- [GIVEN TASK]
Output the lines of the material below, from the line containing "Decompose this screenshot" through the line containing "y-tick-label-lawful-evil: lawful evil", both included, as a Markdown table with the columns Row and Text. Skip blank lines, and leave out the pictures.

- [RECORDS SHOWN]
------------------------

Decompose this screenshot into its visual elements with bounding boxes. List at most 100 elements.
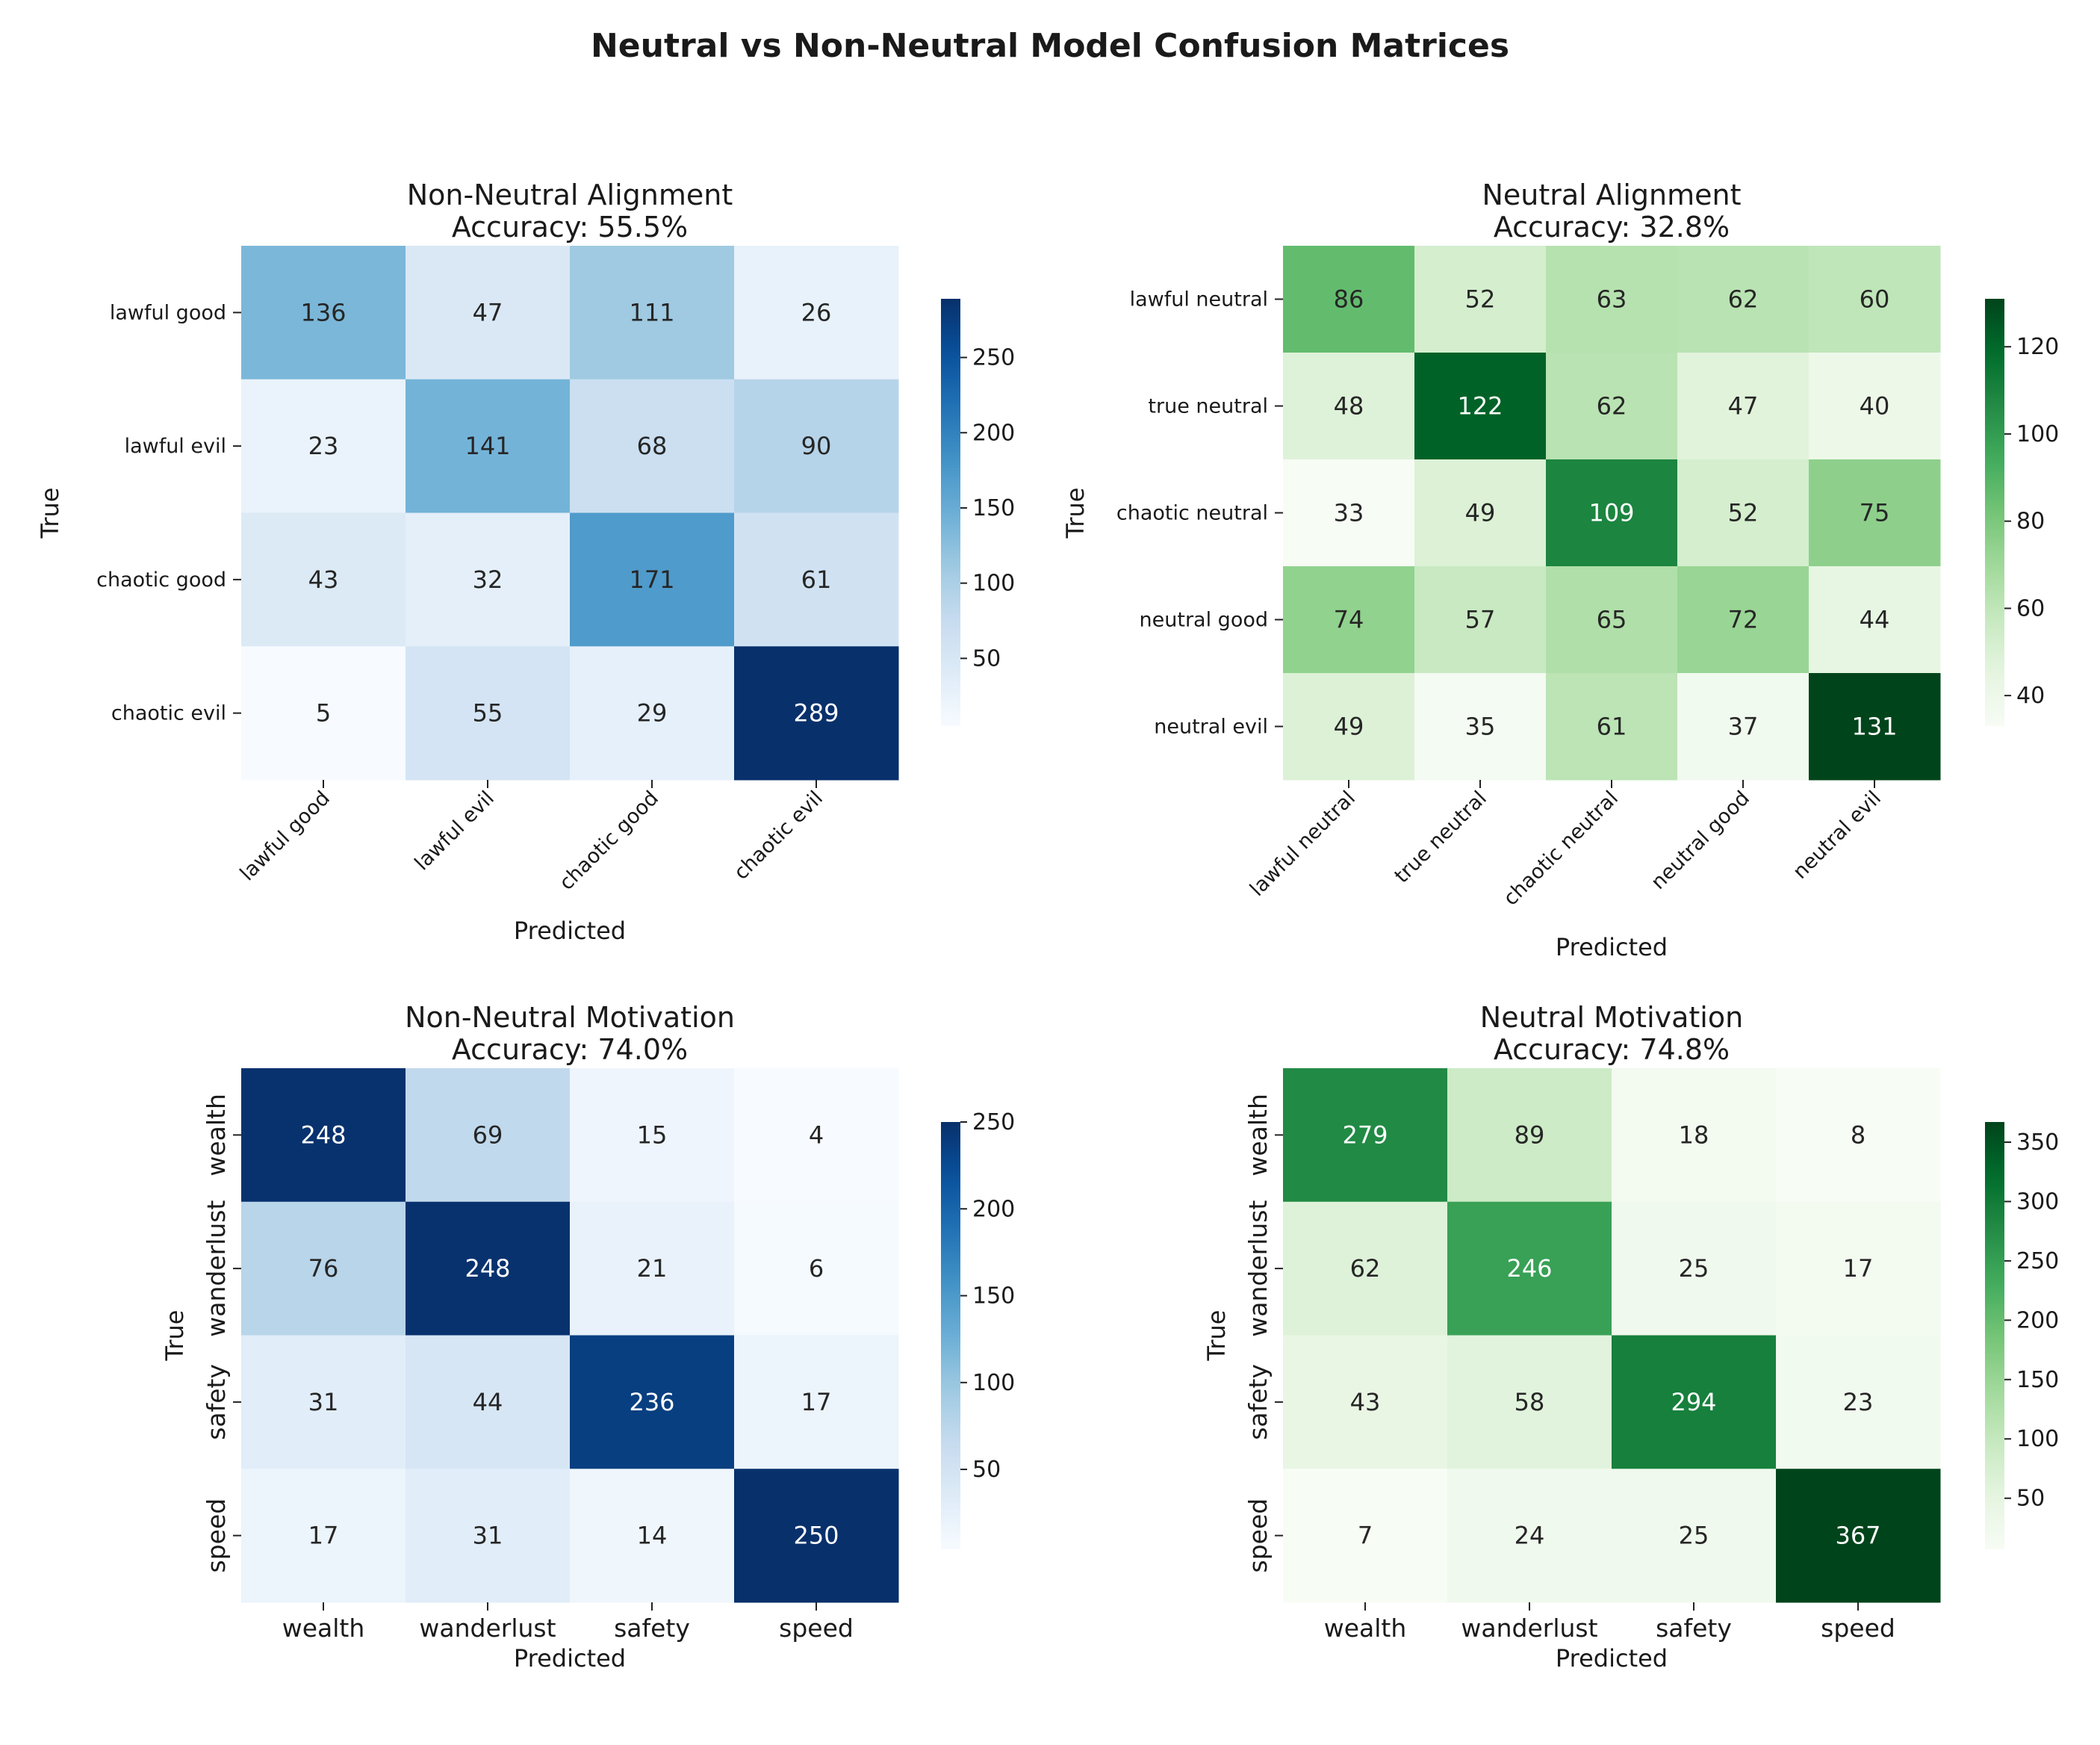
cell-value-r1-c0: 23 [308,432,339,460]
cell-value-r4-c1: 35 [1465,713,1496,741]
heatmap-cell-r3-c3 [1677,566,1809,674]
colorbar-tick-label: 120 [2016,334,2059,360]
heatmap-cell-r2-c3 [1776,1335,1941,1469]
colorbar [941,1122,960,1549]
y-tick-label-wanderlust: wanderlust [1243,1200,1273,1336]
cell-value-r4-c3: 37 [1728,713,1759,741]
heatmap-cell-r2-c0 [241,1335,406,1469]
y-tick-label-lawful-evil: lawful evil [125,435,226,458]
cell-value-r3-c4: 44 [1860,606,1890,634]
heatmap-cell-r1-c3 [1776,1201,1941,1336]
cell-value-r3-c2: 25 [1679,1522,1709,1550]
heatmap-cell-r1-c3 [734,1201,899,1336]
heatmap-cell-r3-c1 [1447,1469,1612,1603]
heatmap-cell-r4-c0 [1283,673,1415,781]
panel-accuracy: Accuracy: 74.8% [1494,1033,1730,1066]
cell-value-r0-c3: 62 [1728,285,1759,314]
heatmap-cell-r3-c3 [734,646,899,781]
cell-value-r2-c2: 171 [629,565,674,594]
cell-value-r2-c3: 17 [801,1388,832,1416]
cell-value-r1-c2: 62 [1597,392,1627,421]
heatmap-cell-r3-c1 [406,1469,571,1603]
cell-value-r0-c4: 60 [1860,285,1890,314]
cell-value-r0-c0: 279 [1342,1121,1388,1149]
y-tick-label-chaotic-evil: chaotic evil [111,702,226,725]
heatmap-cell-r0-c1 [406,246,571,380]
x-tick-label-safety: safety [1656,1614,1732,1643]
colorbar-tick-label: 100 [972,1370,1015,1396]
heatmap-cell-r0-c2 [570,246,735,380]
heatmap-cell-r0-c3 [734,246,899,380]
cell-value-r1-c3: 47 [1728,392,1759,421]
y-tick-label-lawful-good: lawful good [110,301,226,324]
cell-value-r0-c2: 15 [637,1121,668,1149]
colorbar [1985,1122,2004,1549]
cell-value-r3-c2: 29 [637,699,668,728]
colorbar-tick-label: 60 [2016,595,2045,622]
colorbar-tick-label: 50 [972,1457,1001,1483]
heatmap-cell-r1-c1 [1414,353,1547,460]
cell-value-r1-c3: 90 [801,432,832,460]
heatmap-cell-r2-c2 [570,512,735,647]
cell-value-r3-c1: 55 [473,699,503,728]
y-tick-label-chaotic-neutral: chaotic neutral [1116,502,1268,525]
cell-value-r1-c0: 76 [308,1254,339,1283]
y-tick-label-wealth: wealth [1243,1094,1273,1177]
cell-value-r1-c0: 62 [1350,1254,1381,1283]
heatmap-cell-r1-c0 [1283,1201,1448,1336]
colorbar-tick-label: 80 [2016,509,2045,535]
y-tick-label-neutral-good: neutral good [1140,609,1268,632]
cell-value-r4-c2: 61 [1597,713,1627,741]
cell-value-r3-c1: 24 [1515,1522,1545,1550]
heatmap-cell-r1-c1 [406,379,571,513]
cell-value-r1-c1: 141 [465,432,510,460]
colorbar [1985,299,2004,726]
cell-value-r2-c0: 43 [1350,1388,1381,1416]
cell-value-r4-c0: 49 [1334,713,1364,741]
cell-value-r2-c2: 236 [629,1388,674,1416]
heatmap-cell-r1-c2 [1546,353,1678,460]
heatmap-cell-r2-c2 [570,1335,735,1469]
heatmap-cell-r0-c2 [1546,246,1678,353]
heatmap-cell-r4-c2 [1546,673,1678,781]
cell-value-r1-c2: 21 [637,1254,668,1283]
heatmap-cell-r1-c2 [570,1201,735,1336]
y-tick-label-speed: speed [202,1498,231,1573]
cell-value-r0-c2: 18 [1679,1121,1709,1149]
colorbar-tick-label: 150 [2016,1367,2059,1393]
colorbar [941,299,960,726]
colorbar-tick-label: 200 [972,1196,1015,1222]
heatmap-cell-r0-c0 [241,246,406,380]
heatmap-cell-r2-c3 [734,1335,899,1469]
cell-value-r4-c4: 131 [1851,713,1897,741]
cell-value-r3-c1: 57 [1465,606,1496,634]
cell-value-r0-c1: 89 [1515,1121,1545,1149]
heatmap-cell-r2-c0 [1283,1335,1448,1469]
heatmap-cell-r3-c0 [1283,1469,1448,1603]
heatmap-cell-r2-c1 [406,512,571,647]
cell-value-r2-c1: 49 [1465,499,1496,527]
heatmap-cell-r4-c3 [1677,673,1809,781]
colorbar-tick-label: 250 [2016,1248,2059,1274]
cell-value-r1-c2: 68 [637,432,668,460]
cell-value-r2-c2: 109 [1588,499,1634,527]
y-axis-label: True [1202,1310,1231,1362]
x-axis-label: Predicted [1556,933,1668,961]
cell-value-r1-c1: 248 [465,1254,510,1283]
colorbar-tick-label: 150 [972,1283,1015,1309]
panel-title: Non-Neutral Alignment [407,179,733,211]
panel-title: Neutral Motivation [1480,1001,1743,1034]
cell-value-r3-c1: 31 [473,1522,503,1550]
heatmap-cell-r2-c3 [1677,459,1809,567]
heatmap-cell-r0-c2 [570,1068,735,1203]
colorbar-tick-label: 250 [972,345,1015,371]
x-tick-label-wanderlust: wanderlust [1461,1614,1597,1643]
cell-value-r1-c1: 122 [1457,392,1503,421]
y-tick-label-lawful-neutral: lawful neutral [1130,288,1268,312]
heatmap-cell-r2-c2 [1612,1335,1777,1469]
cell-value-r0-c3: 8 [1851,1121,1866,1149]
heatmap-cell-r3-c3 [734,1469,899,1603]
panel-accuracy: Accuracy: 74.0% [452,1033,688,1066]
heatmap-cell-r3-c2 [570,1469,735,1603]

------------------------

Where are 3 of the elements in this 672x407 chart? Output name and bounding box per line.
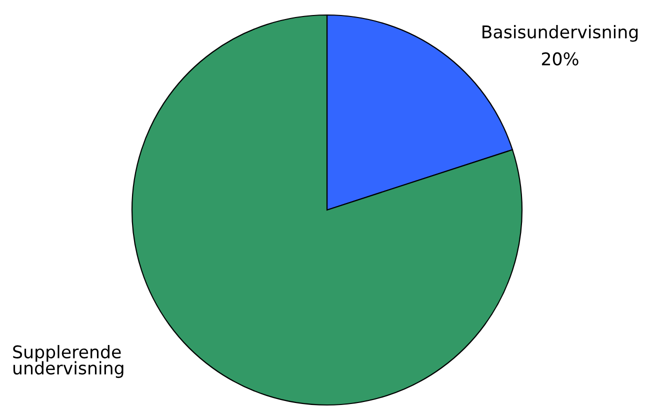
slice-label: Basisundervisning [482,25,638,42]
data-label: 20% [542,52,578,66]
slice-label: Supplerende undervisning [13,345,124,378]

------------------------

- [RESULT]
| Row | Text |
|---|---|
| 1 | Decompose this screenshot into its visual elements with bounding boxes. List at most 100 elements. |
| 2 | cell-value-r1-c0: 23 [308,432,339,460] |
| 3 | cell-value-r4-c1: 35 [1465,713,1496,741] |
| 4 | heatmap-cell-r3-c3 [1677,566,1809,674] |
| 5 | colorbar-tick-label: 120 [2016,334,2059,360] |
| 6 | heatmap-cell-r2-c3 [1776,1335,1941,1469] |
| 7 | colorbar [941,1122,960,1549] |
| 8 | y-tick-label-wanderlust: wanderlust [1243,1200,1273,1336] |
| 9 | cell-value-r4-c3: 37 [1728,713,1759,741] |
| 10 | heatmap-cell-r2-c0 [241,1335,406,1469] |
| 11 | y-tick-label-lawful-evil: lawful evil [125,435,226,458] |